● Given exercise: Write the records out again, precisely as they stand.

● Data listing:

= = = = =

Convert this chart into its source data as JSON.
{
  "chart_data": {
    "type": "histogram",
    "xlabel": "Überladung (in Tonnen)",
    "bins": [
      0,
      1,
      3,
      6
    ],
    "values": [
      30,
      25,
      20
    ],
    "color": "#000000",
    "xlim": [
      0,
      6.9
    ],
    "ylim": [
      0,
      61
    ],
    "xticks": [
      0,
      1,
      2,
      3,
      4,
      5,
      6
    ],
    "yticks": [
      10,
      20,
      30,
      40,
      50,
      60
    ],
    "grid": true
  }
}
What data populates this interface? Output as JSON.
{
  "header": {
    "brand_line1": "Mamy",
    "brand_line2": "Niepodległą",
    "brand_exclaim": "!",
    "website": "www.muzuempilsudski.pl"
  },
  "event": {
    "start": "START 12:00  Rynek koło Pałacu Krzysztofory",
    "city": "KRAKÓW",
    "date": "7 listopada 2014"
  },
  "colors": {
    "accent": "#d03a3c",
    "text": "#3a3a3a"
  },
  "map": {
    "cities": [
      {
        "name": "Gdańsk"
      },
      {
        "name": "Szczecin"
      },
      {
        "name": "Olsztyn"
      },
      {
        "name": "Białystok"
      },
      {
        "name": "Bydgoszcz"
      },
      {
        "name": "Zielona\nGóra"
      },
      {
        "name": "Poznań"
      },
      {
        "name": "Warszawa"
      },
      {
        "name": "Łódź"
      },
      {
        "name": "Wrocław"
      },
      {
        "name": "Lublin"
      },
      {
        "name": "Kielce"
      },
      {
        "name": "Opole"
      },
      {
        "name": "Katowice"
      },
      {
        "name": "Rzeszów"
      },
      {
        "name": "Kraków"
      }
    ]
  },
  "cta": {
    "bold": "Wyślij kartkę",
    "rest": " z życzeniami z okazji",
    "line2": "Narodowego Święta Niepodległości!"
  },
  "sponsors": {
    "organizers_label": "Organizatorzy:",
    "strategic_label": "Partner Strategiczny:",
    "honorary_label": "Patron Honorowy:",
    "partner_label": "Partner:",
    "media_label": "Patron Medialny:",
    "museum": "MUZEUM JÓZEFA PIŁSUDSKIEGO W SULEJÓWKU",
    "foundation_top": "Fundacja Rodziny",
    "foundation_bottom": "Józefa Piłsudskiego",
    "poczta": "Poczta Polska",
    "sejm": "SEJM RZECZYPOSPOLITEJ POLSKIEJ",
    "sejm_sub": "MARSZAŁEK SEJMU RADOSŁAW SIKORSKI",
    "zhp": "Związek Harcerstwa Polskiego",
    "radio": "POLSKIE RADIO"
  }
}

= = = = =

● Solution to this exercise:
Convert this chart into its source data as JSON.
{
  "chart_data": {
    "type": "histogram",
    "xlabel": "Überladung (in Tonnen)",
    "bins": [
      0,
      1,
      3,
      6
    ],
    "values": [
      30,
      25,
      20
    ],
    "color": "#000000",
    "xlim": [
      0,
      6.9
    ],
    "ylim": [
      0,
      61
    ],
    "xticks": [
      0,
      1,
      2,
      3,
      4,
      5,
      6
    ],
    "yticks": [
      10,
      20,
      30,
      40,
      50,
      60
    ],
    "grid": true
  }
}
What data populates this interface? Output as JSON.
{
  "header": {
    "brand_line1": "Mamy",
    "brand_line2": "Niepodległą",
    "brand_exclaim": "!",
    "website": "www.muzuempilsudski.pl"
  },
  "event": {
    "start": "START 12:00  Rynek koło Pałacu Krzysztofory",
    "city": "KRAKÓW",
    "date": "7 listopada 2014"
  },
  "colors": {
    "accent": "#d03a3c",
    "text": "#3a3a3a"
  },
  "map": {
    "cities": [
      {
        "name": "Gdańsk"
      },
      {
        "name": "Szczecin"
      },
      {
        "name": "Olsztyn"
      },
      {
        "name": "Białystok"
      },
      {
        "name": "Bydgoszcz"
      },
      {
        "name": "Zielona\nGóra"
      },
      {
        "name": "Poznań"
      },
      {
        "name": "Warszawa"
      },
      {
        "name": "Łódź"
      },
      {
        "name": "Wrocław"
      },
      {
        "name": "Lublin"
      },
      {
        "name": "Kielce"
      },
      {
        "name": "Opole"
      },
      {
        "name": "Katowice"
      },
      {
        "name": "Rzeszów"
      },
      {
        "name": "Kraków"
      }
    ]
  },
  "cta": {
    "bold": "Wyślij kartkę",
    "rest": " z życzeniami z okazji",
    "line2": "Narodowego Święta Niepodległości!"
  },
  "sponsors": {
    "organizers_label": "Organizatorzy:",
    "strategic_label": "Partner Strategiczny:",
    "honorary_label": "Patron Honorowy:",
    "partner_label": "Partner:",
    "media_label": "Patron Medialny:",
    "museum": "MUZEUM JÓZEFA PIŁSUDSKIEGO W SULEJÓWKU",
    "foundation_top": "Fundacja Rodziny",
    "foundation_bottom": "Józefa Piłsudskiego",
    "poczta": "Poczta Polska",
    "sejm": "SEJM RZECZYPOSPOLITEJ POLSKIEJ",
    "sejm_sub": "MARSZAŁEK SEJMU RADOSŁAW SIKORSKI",
    "zhp": "Związek Harcerstwa Polskiego",
    "radio": "POLSKIE RADIO"
  }
}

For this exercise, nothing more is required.